Stored data
============
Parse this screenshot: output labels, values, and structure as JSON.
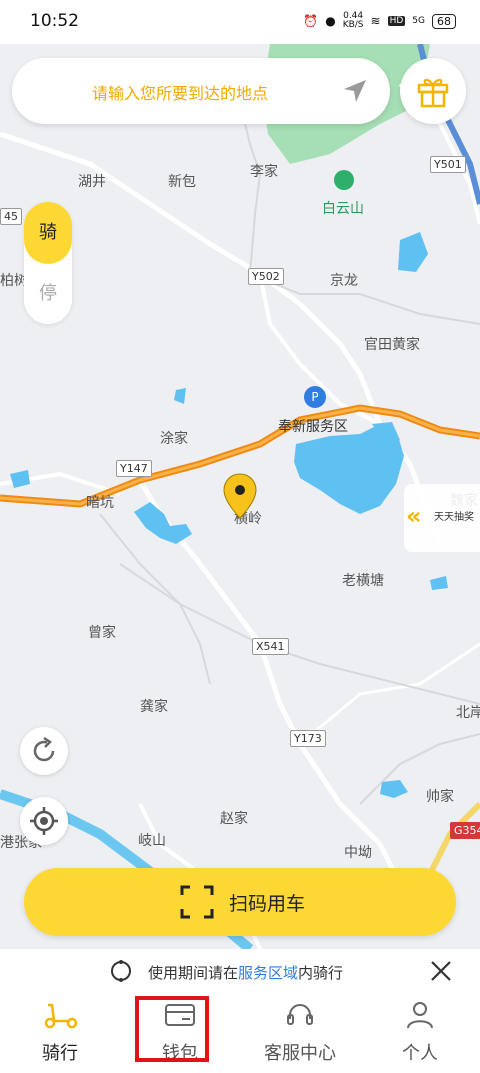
{
  "status_bar": {
    "time": "10:52",
    "net_speed": "0.44",
    "net_unit": "KB/S",
    "hd": "HD",
    "signal": "5G",
    "battery": "68"
  },
  "search": {
    "placeholder": "请输入您所要到达的地点"
  },
  "mode_toggle": {
    "ride": "骑",
    "park": "停"
  },
  "map": {
    "labels": {
      "hujing": "湖井",
      "xinbao": "新包",
      "lijia": "李家",
      "baiyunshan": "白云山",
      "jinglong": "京龙",
      "guantian": "官田黄家",
      "fengxin": "奉新服务区",
      "tujia": "涂家",
      "ankeng": "暗坑",
      "hengling": "横岭",
      "laohengtang": "老横塘",
      "zengjia": "曾家",
      "gongjia": "龚家",
      "zhaojia": "赵家",
      "qishan": "岐山",
      "zhongao": "中坳",
      "shuaijia": "帅家",
      "bai": "柏树",
      "gangzhang": "港张家",
      "bei": "北岸",
      "weijia": "魏家"
    },
    "road_tags": {
      "y501": "Y501",
      "y502": "Y502",
      "y147": "Y147",
      "x541": "X541",
      "y173": "Y173",
      "g354": "G354",
      "n45": "45"
    }
  },
  "side_promo": {
    "label": "天天抽奖"
  },
  "scan_button": {
    "label": "扫码用车"
  },
  "notice": {
    "prefix": "使用期间请在",
    "link": "服务区域",
    "suffix": "内骑行"
  },
  "bottom_nav": [
    {
      "label": "骑行"
    },
    {
      "label": "钱包"
    },
    {
      "label": "客服中心"
    },
    {
      "label": "个人"
    }
  ],
  "colors": {
    "accent": "#fdd835",
    "link": "#2f7de1",
    "highlight": "#e01414"
  }
}
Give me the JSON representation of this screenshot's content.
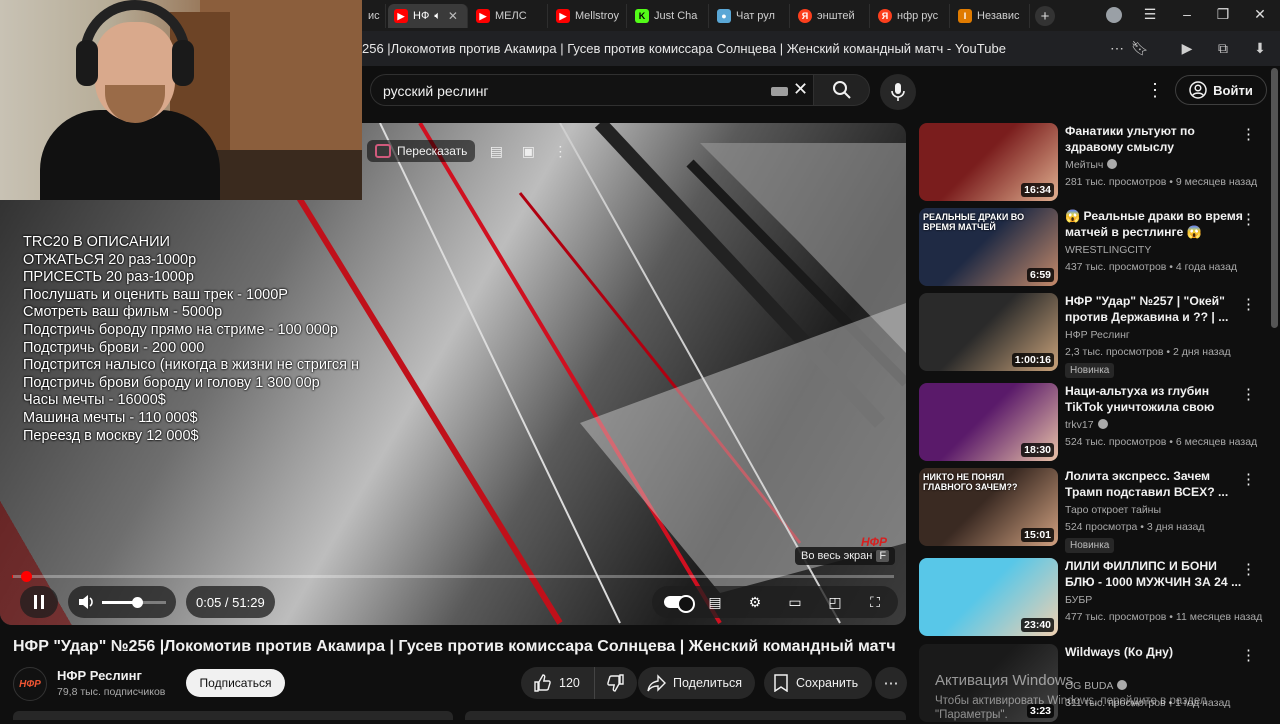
{
  "browser": {
    "tabs": [
      {
        "label": "ис",
        "favicon": "partial",
        "active": false
      },
      {
        "label": "НФ",
        "favicon": "youtube",
        "active": true,
        "audio": true
      },
      {
        "label": "МЕЛС",
        "favicon": "youtube",
        "active": false
      },
      {
        "label": "Mellstroy",
        "favicon": "youtube",
        "active": false
      },
      {
        "label": "Just Cha",
        "favicon": "kick",
        "active": false
      },
      {
        "label": "Чат рул",
        "favicon": "cat",
        "active": false
      },
      {
        "label": "энштей",
        "favicon": "yandex",
        "active": false
      },
      {
        "label": "нфр рус",
        "favicon": "yandex",
        "active": false
      },
      {
        "label": "Независ",
        "favicon": "independent",
        "active": false
      }
    ],
    "page_title": "256 |Локомотив против Акамира | Гусев против комиссара Солнцева | Женский командный матч - YouTube"
  },
  "masthead": {
    "search_value": "русский реслинг",
    "signin_label": "Войти"
  },
  "player": {
    "retell_label": "Пересказать",
    "time_current": "0:05",
    "time_sep": " / ",
    "time_total": "51:29",
    "progress": 0.0016,
    "fullscreen_tip": "Во весь экран",
    "fullscreen_key": "F",
    "channel_watermark": "НФР"
  },
  "stream_overlay": {
    "donation_lines": [
      "TRC20 В ОПИСАНИИ",
      "ОТЖАТЬСЯ 20 раз-1000р",
      "ПРИСЕСТЬ 20 раз-1000р",
      "Послушать и оценить ваш трек - 1000Р",
      "Смотреть ваш фильм - 5000р",
      "Подстричь бороду прямо на стриме - 100 000р",
      "Подстричь брови - 200 000",
      "Подстрится налысо (никогда в жизни не стригся н",
      "Подстричь брови бороду и голову 1 300 00р",
      "Часы мечты - 16000$",
      "Машина мечты - 110 000$",
      "Переезд в москву 12 000$"
    ]
  },
  "video": {
    "title": "НФР \"Удар\" №256 |Локомотив против Акамира | Гусев против комиссара Солнцева | Женский командный матч",
    "channel_name": "НФР Реслинг",
    "channel_avatar_text": "НФР",
    "subscribers": "79,8 тыс. подписчиков",
    "subscribe_label": "Подписаться",
    "likes": "120",
    "share_label": "Поделиться",
    "save_label": "Сохранить"
  },
  "recommendations": [
    {
      "title": "Фанатики ультуют по здравому смыслу",
      "channel": "Мейтыч",
      "verified": true,
      "views": "281 тыс. просмотров",
      "age": "9 месяцев назад",
      "duration": "16:34",
      "is_new": false,
      "thumb_text": "",
      "colors": [
        "#7a1d1d",
        "#e0b090"
      ]
    },
    {
      "title": "😱 Реальные драки во время матчей в рестлинге 😱",
      "channel": "WRESTLINGCITY",
      "verified": false,
      "views": "437 тыс. просмотров",
      "age": "4 года назад",
      "duration": "6:59",
      "is_new": false,
      "thumb_text": "РЕАЛЬНЫЕ ДРАКИ ВО ВРЕМЯ МАТЧЕЙ",
      "colors": [
        "#1f2a44",
        "#c58a6a"
      ]
    },
    {
      "title": "НФР \"Удар\" №257 | \"Окей\" против Державина и ?? | ...",
      "channel": "НФР Реслинг",
      "verified": false,
      "views": "2,3 тыс. просмотров",
      "age": "2 дня назад",
      "duration": "1:00:16",
      "is_new": true,
      "thumb_text": "",
      "colors": [
        "#2a2a2a",
        "#c9a27a"
      ]
    },
    {
      "title": "Наци-альтуха из глубин TikTok уничтожила свою жизнь",
      "channel": "trkv17",
      "verified": true,
      "views": "524 тыс. просмотров",
      "age": "6 месяцев назад",
      "duration": "18:30",
      "is_new": false,
      "thumb_text": "",
      "colors": [
        "#5a1a6a",
        "#e9c3a8"
      ]
    },
    {
      "title": "Лолита экспресс. Зачем Трамп подставил ВСЕХ? ...",
      "channel": "Таро откроет тайны",
      "verified": false,
      "views": "524 просмотра",
      "age": "3 дня назад",
      "duration": "15:01",
      "is_new": true,
      "thumb_text": "НИКТО НЕ ПОНЯЛ ГЛАВНОГО ЗАЧЕМ??",
      "colors": [
        "#3a2a22",
        "#d0a080"
      ]
    },
    {
      "title": "ЛИЛИ ФИЛЛИПС И БОНИ БЛЮ - 1000 МУЖЧИН ЗА 24 ...",
      "channel": "БУБР",
      "verified": false,
      "views": "477 тыс. просмотров",
      "age": "11 месяцев назад",
      "duration": "23:40",
      "is_new": false,
      "thumb_text": "",
      "colors": [
        "#58c7e8",
        "#f0d0b0"
      ]
    },
    {
      "title": "Wildways (Ко Дну)",
      "channel": "OG BUDA",
      "verified": true,
      "views": "311 тыс. просмотров",
      "age": "1 год назад",
      "duration": "3:23",
      "is_new": false,
      "thumb_text": "",
      "colors": [
        "#1a1a1a",
        "#444444"
      ]
    }
  ],
  "windows_watermark": {
    "line1": "Активация Windows",
    "line2": "Чтобы активировать Windows, перейдите в раздел \"Параметры\"."
  },
  "theme": {
    "accent": "#ff0000",
    "background": "#0f0f0f",
    "text": "#f1f1f1",
    "muted": "#aaaaaa"
  }
}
============
▸ **Brief**
Quote the data above in full and without alteration; skip the pictures.

▸ **Response to this task**
Parse this screenshot: output labels, values, and structure as JSON.
{
  "status_bar": {
    "time": "10:52",
    "net_speed": "0.44",
    "net_unit": "KB/S",
    "hd": "HD",
    "signal": "5G",
    "battery": "68"
  },
  "search": {
    "placeholder": "请输入您所要到达的地点"
  },
  "mode_toggle": {
    "ride": "骑",
    "park": "停"
  },
  "map": {
    "labels": {
      "hujing": "湖井",
      "xinbao": "新包",
      "lijia": "李家",
      "baiyunshan": "白云山",
      "jinglong": "京龙",
      "guantian": "官田黄家",
      "fengxin": "奉新服务区",
      "tujia": "涂家",
      "ankeng": "暗坑",
      "hengling": "横岭",
      "laohengtang": "老横塘",
      "zengjia": "曾家",
      "gongjia": "龚家",
      "zhaojia": "赵家",
      "qishan": "岐山",
      "zhongao": "中坳",
      "shuaijia": "帅家",
      "bai": "柏树",
      "gangzhang": "港张家",
      "bei": "北岸",
      "weijia": "魏家"
    },
    "road_tags": {
      "y501": "Y501",
      "y502": "Y502",
      "y147": "Y147",
      "x541": "X541",
      "y173": "Y173",
      "g354": "G354",
      "n45": "45"
    }
  },
  "side_promo": {
    "label": "天天抽奖"
  },
  "scan_button": {
    "label": "扫码用车"
  },
  "notice": {
    "prefix": "使用期间请在",
    "link": "服务区域",
    "suffix": "内骑行"
  },
  "bottom_nav": [
    {
      "label": "骑行"
    },
    {
      "label": "钱包"
    },
    {
      "label": "客服中心"
    },
    {
      "label": "个人"
    }
  ],
  "colors": {
    "accent": "#fdd835",
    "link": "#2f7de1",
    "highlight": "#e01414"
  }
}
Give me the JSON representation of this screenshot's content.
{
  "browser": {
    "tabs": [
      {
        "label": "ис",
        "favicon": "partial",
        "active": false
      },
      {
        "label": "НФ",
        "favicon": "youtube",
        "active": true,
        "audio": true
      },
      {
        "label": "МЕЛС",
        "favicon": "youtube",
        "active": false
      },
      {
        "label": "Mellstroy",
        "favicon": "youtube",
        "active": false
      },
      {
        "label": "Just Cha",
        "favicon": "kick",
        "active": false
      },
      {
        "label": "Чат рул",
        "favicon": "cat",
        "active": false
      },
      {
        "label": "энштей",
        "favicon": "yandex",
        "active": false
      },
      {
        "label": "нфр рус",
        "favicon": "yandex",
        "active": false
      },
      {
        "label": "Независ",
        "favicon": "independent",
        "active": false
      }
    ],
    "page_title": "256 |Локомотив против Акамира | Гусев против комиссара Солнцева | Женский командный матч - YouTube"
  },
  "masthead": {
    "search_value": "русский реслинг",
    "signin_label": "Войти"
  },
  "player": {
    "retell_label": "Пересказать",
    "time_current": "0:05",
    "time_sep": " / ",
    "time_total": "51:29",
    "progress": 0.0016,
    "fullscreen_tip": "Во весь экран",
    "fullscreen_key": "F",
    "channel_watermark": "НФР"
  },
  "stream_overlay": {
    "donation_lines": [
      "TRC20 В ОПИСАНИИ",
      "ОТЖАТЬСЯ 20 раз-1000р",
      "ПРИСЕСТЬ 20 раз-1000р",
      "Послушать и оценить ваш трек - 1000Р",
      "Смотреть ваш фильм - 5000р",
      "Подстричь бороду прямо на стриме - 100 000р",
      "Подстричь брови - 200 000",
      "Подстрится налысо (никогда в жизни не стригся н",
      "Подстричь брови бороду и голову 1 300 00р",
      "Часы мечты - 16000$",
      "Машина мечты - 110 000$",
      "Переезд в москву 12 000$"
    ]
  },
  "video": {
    "title": "НФР \"Удар\" №256 |Локомотив против Акамира | Гусев против комиссара Солнцева | Женский командный матч",
    "channel_name": "НФР Реслинг",
    "channel_avatar_text": "НФР",
    "subscribers": "79,8 тыс. подписчиков",
    "subscribe_label": "Подписаться",
    "likes": "120",
    "share_label": "Поделиться",
    "save_label": "Сохранить"
  },
  "recommendations": [
    {
      "title": "Фанатики ультуют по здравому смыслу",
      "channel": "Мейтыч",
      "verified": true,
      "views": "281 тыс. просмотров",
      "age": "9 месяцев назад",
      "duration": "16:34",
      "is_new": false,
      "thumb_text": "",
      "colors": [
        "#7a1d1d",
        "#e0b090"
      ]
    },
    {
      "title": "😱 Реальные драки во время матчей в рестлинге 😱",
      "channel": "WRESTLINGCITY",
      "verified": false,
      "views": "437 тыс. просмотров",
      "age": "4 года назад",
      "duration": "6:59",
      "is_new": false,
      "thumb_text": "РЕАЛЬНЫЕ ДРАКИ ВО ВРЕМЯ МАТЧЕЙ",
      "colors": [
        "#1f2a44",
        "#c58a6a"
      ]
    },
    {
      "title": "НФР \"Удар\" №257 | \"Окей\" против Державина и ?? | ...",
      "channel": "НФР Реслинг",
      "verified": false,
      "views": "2,3 тыс. просмотров",
      "age": "2 дня назад",
      "duration": "1:00:16",
      "is_new": true,
      "thumb_text": "",
      "colors": [
        "#2a2a2a",
        "#c9a27a"
      ]
    },
    {
      "title": "Наци-альтуха из глубин TikTok уничтожила свою жизнь",
      "channel": "trkv17",
      "verified": true,
      "views": "524 тыс. просмотров",
      "age": "6 месяцев назад",
      "duration": "18:30",
      "is_new": false,
      "thumb_text": "",
      "colors": [
        "#5a1a6a",
        "#e9c3a8"
      ]
    },
    {
      "title": "Лолита экспресс. Зачем Трамп подставил ВСЕХ? ...",
      "channel": "Таро откроет тайны",
      "verified": false,
      "views": "524 просмотра",
      "age": "3 дня назад",
      "duration": "15:01",
      "is_new": true,
      "thumb_text": "НИКТО НЕ ПОНЯЛ ГЛАВНОГО ЗАЧЕМ??",
      "colors": [
        "#3a2a22",
        "#d0a080"
      ]
    },
    {
      "title": "ЛИЛИ ФИЛЛИПС И БОНИ БЛЮ - 1000 МУЖЧИН ЗА 24 ...",
      "channel": "БУБР",
      "verified": false,
      "views": "477 тыс. просмотров",
      "age": "11 месяцев назад",
      "duration": "23:40",
      "is_new": false,
      "thumb_text": "",
      "colors": [
        "#58c7e8",
        "#f0d0b0"
      ]
    },
    {
      "title": "Wildways (Ко Дну)",
      "channel": "OG BUDA",
      "verified": true,
      "views": "311 тыс. просмотров",
      "age": "1 год назад",
      "duration": "3:23",
      "is_new": false,
      "thumb_text": "",
      "colors": [
        "#1a1a1a",
        "#444444"
      ]
    }
  ],
  "windows_watermark": {
    "line1": "Активация Windows",
    "line2": "Чтобы активировать Windows, перейдите в раздел \"Параметры\"."
  },
  "theme": {
    "accent": "#ff0000",
    "background": "#0f0f0f",
    "text": "#f1f1f1",
    "muted": "#aaaaaa"
  }
}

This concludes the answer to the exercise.